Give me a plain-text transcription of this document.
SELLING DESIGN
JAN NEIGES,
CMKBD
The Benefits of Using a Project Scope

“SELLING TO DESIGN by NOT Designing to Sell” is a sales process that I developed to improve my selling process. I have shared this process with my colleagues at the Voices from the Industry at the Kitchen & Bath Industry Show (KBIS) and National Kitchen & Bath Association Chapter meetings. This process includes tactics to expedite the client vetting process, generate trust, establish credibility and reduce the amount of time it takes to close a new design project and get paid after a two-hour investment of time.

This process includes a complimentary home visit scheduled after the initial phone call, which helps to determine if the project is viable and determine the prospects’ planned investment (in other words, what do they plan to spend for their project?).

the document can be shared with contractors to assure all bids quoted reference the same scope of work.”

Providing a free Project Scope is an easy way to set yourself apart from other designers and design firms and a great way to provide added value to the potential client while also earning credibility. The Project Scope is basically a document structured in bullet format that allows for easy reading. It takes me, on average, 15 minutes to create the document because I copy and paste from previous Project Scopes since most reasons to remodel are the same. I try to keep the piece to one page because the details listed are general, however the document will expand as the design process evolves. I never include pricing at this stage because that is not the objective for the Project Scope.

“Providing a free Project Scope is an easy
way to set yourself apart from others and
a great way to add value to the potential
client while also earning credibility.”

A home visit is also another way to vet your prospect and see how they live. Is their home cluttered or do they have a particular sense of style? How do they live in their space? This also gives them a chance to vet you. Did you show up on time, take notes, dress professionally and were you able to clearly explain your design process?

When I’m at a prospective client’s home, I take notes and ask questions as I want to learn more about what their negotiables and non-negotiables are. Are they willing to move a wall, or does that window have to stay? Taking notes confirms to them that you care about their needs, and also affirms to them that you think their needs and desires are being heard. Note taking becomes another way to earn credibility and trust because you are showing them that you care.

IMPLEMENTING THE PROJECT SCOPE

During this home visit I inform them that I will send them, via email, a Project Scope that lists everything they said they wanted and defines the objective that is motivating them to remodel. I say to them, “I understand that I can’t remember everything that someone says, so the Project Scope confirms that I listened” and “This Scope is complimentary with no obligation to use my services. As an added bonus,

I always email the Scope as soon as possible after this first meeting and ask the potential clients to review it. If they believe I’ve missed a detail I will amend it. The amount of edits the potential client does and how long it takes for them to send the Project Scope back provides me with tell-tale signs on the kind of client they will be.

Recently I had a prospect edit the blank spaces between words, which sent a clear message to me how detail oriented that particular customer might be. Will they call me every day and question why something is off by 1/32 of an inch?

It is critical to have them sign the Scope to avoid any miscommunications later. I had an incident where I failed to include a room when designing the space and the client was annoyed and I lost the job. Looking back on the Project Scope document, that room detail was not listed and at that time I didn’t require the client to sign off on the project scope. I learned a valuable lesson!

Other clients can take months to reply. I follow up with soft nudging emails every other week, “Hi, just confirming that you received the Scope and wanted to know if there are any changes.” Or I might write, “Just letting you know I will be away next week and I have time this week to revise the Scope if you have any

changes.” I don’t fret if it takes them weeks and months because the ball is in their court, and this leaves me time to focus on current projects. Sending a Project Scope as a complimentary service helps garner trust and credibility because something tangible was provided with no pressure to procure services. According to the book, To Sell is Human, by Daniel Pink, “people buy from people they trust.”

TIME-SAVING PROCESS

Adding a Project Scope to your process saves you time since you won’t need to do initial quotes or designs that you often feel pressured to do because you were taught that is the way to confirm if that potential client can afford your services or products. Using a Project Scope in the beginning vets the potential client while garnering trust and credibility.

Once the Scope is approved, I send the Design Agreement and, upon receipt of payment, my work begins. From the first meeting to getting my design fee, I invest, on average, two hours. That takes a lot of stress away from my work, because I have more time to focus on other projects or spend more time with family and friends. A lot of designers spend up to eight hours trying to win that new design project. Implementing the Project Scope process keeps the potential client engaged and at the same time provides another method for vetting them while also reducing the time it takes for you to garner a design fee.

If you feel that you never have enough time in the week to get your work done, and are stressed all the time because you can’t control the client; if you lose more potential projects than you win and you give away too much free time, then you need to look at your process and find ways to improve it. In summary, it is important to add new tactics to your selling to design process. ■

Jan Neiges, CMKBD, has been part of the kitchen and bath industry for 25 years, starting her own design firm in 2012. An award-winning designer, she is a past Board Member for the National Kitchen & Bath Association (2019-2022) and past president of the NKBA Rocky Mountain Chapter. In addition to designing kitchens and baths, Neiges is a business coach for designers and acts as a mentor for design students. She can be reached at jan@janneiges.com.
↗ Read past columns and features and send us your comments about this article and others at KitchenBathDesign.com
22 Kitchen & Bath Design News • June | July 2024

_WHAT TO PRODUCE_
Word for word, write out all of the data above.

_WRITTEN SOLUTION_
Give me a plain-text transcription of this document.
SELLING DESIGN
JAN NEIGES,
CMKBD
The Benefits of Using a Project Scope

“SELLING TO DESIGN by NOT Designing to Sell” is a sales process that I developed to improve my selling process. I have shared this process with my colleagues at the Voices from the Industry at the Kitchen & Bath Industry Show (KBIS) and National Kitchen & Bath Association Chapter meetings. This process includes tactics to expedite the client vetting process, generate trust, establish credibility and reduce the amount of time it takes to close a new design project and get paid after a two-hour investment of time.

This process includes a complimentary home visit scheduled after the initial phone call, which helps to determine if the project is viable and determine the prospects’ planned investment (in other words, what do they plan to spend for their project?).

the document can be shared with contractors to assure all bids quoted reference the same scope of work.”

Providing a free Project Scope is an easy way to set yourself apart from other designers and design firms and a great way to provide added value to the potential client while also earning credibility. The Project Scope is basically a document structured in bullet format that allows for easy reading. It takes me, on average, 15 minutes to create the document because I copy and paste from previous Project Scopes since most reasons to remodel are the same. I try to keep the piece to one page because the details listed are general, however the document will expand as the design process evolves. I never include pricing at this stage because that is not the objective for the Project Scope.

“Providing a free Project Scope is an easy
way to set yourself apart from others and
a great way to add value to the potential
client while also earning credibility.”

A home visit is also another way to vet your prospect and see how they live. Is their home cluttered or do they have a particular sense of style? How do they live in their space? This also gives them a chance to vet you. Did you show up on time, take notes, dress professionally and were you able to clearly explain your design process?

When I’m at a prospective client’s home, I take notes and ask questions as I want to learn more about what their negotiables and non-negotiables are. Are they willing to move a wall, or does that window have to stay? Taking notes confirms to them that you care about their needs, and also affirms to them that you think their needs and desires are being heard. Note taking becomes another way to earn credibility and trust because you are showing them that you care.

IMPLEMENTING THE PROJECT SCOPE

During this home visit I inform them that I will send them, via email, a Project Scope that lists everything they said they wanted and defines the objective that is motivating them to remodel. I say to them, “I understand that I can’t remember everything that someone says, so the Project Scope confirms that I listened” and “This Scope is complimentary with no obligation to use my services. As an added bonus,

I always email the Scope as soon as possible after this first meeting and ask the potential clients to review it. If they believe I’ve missed a detail I will amend it. The amount of edits the potential client does and how long it takes for them to send the Project Scope back provides me with tell-tale signs on the kind of client they will be.

Recently I had a prospect edit the blank spaces between words, which sent a clear message to me how detail oriented that particular customer might be. Will they call me every day and question why something is off by 1/32 of an inch?

It is critical to have them sign the Scope to avoid any miscommunications later. I had an incident where I failed to include a room when designing the space and the client was annoyed and I lost the job. Looking back on the Project Scope document, that room detail was not listed and at that time I didn’t require the client to sign off on the project scope. I learned a valuable lesson!

Other clients can take months to reply. I follow up with soft nudging emails every other week, “Hi, just confirming that you received the Scope and wanted to know if there are any changes.” Or I might write, “Just letting you know I will be away next week and I have time this week to revise the Scope if you have any

changes.” I don’t fret if it takes them weeks and months because the ball is in their court, and this leaves me time to focus on current projects. Sending a Project Scope as a complimentary service helps garner trust and credibility because something tangible was provided with no pressure to procure services. According to the book, To Sell is Human, by Daniel Pink, “people buy from people they trust.”

TIME-SAVING PROCESS

Adding a Project Scope to your process saves you time since you won’t need to do initial quotes or designs that you often feel pressured to do because you were taught that is the way to confirm if that potential client can afford your services or products. Using a Project Scope in the beginning vets the potential client while garnering trust and credibility.

Once the Scope is approved, I send the Design Agreement and, upon receipt of payment, my work begins. From the first meeting to getting my design fee, I invest, on average, two hours. That takes a lot of stress away from my work, because I have more time to focus on other projects or spend more time with family and friends. A lot of designers spend up to eight hours trying to win that new design project. Implementing the Project Scope process keeps the potential client engaged and at the same time provides another method for vetting them while also reducing the time it takes for you to garner a design fee.

If you feel that you never have enough time in the week to get your work done, and are stressed all the time because you can’t control the client; if you lose more potential projects than you win and you give away too much free time, then you need to look at your process and find ways to improve it. In summary, it is important to add new tactics to your selling to design process. ■

Jan Neiges, CMKBD, has been part of the kitchen and bath industry for 25 years, starting her own design firm in 2012. An award-winning designer, she is a past Board Member for the National Kitchen & Bath Association (2019-2022) and past president of the NKBA Rocky Mountain Chapter. In addition to designing kitchens and baths, Neiges is a business coach for designers and acts as a mentor for design students. She can be reached at jan@janneiges.com.
↗ Read past columns and features and send us your comments about this article and others at KitchenBathDesign.com
22 Kitchen & Bath Design News • June | July 2024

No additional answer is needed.